- Stored dataset items -
========
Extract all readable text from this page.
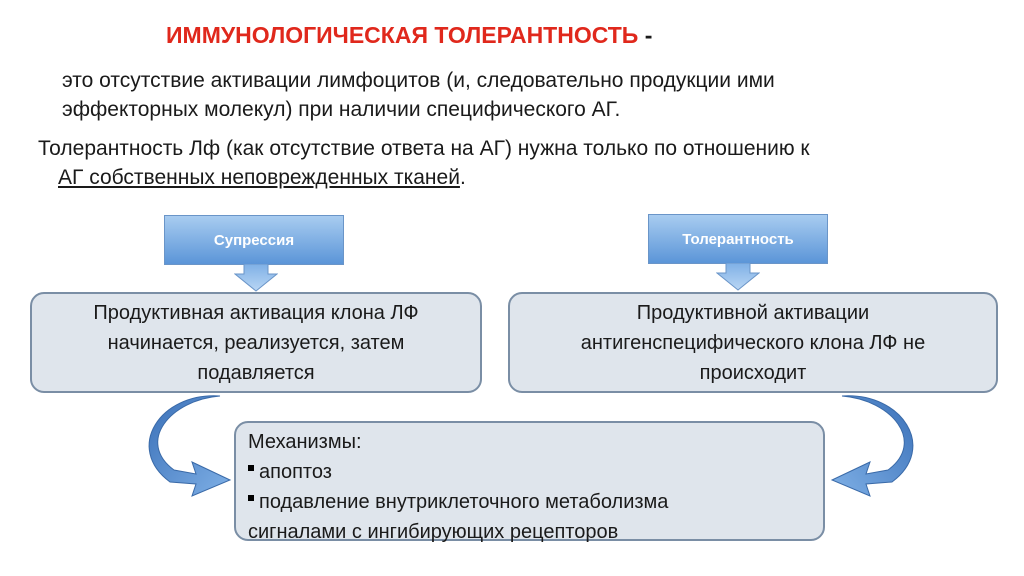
ИММУНОЛОГИЧЕСКАЯ ТОЛЕРАНТНОСТЬ -
это отсутствие активации лимфоцитов (и, следовательно продукции ими
эффекторных молекул) при наличии специфического АГ.
Толерантность Лф (как отсутствие ответа на АГ) нужна только по отношению к
АГ собственных неповрежденных тканей.
Супрессия	Толерантность
Продуктивная активация клона ЛФ
начинается, реализуется, затем
подавляется
Продуктивной активации
антигенспецифического клона ЛФ не
происходит
Механизмы:
апоптоз
подавление внутриклеточного метаболизма
сигналами с ингибирующих рецепторов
========
- WHAT TO WORK ON -
The records above should be reproduced exactly, with no pictures included.

- SOLVED EXERCISE -
Extract all readable text from this page.
ИММУНОЛОГИЧЕСКАЯ ТОЛЕРАНТНОСТЬ -
это отсутствие активации лимфоцитов (и, следовательно продукции ими
эффекторных молекул) при наличии специфического АГ.
Толерантность Лф (как отсутствие ответа на АГ) нужна только по отношению к
АГ собственных неповрежденных тканей.
Супрессия	Толерантность
Продуктивная активация клона ЛФ
начинается, реализуется, затем
подавляется
Продуктивной активации
антигенспецифического клона ЛФ не
происходит
Механизмы:
апоптоз
подавление внутриклеточного метаболизма
сигналами с ингибирующих рецепторов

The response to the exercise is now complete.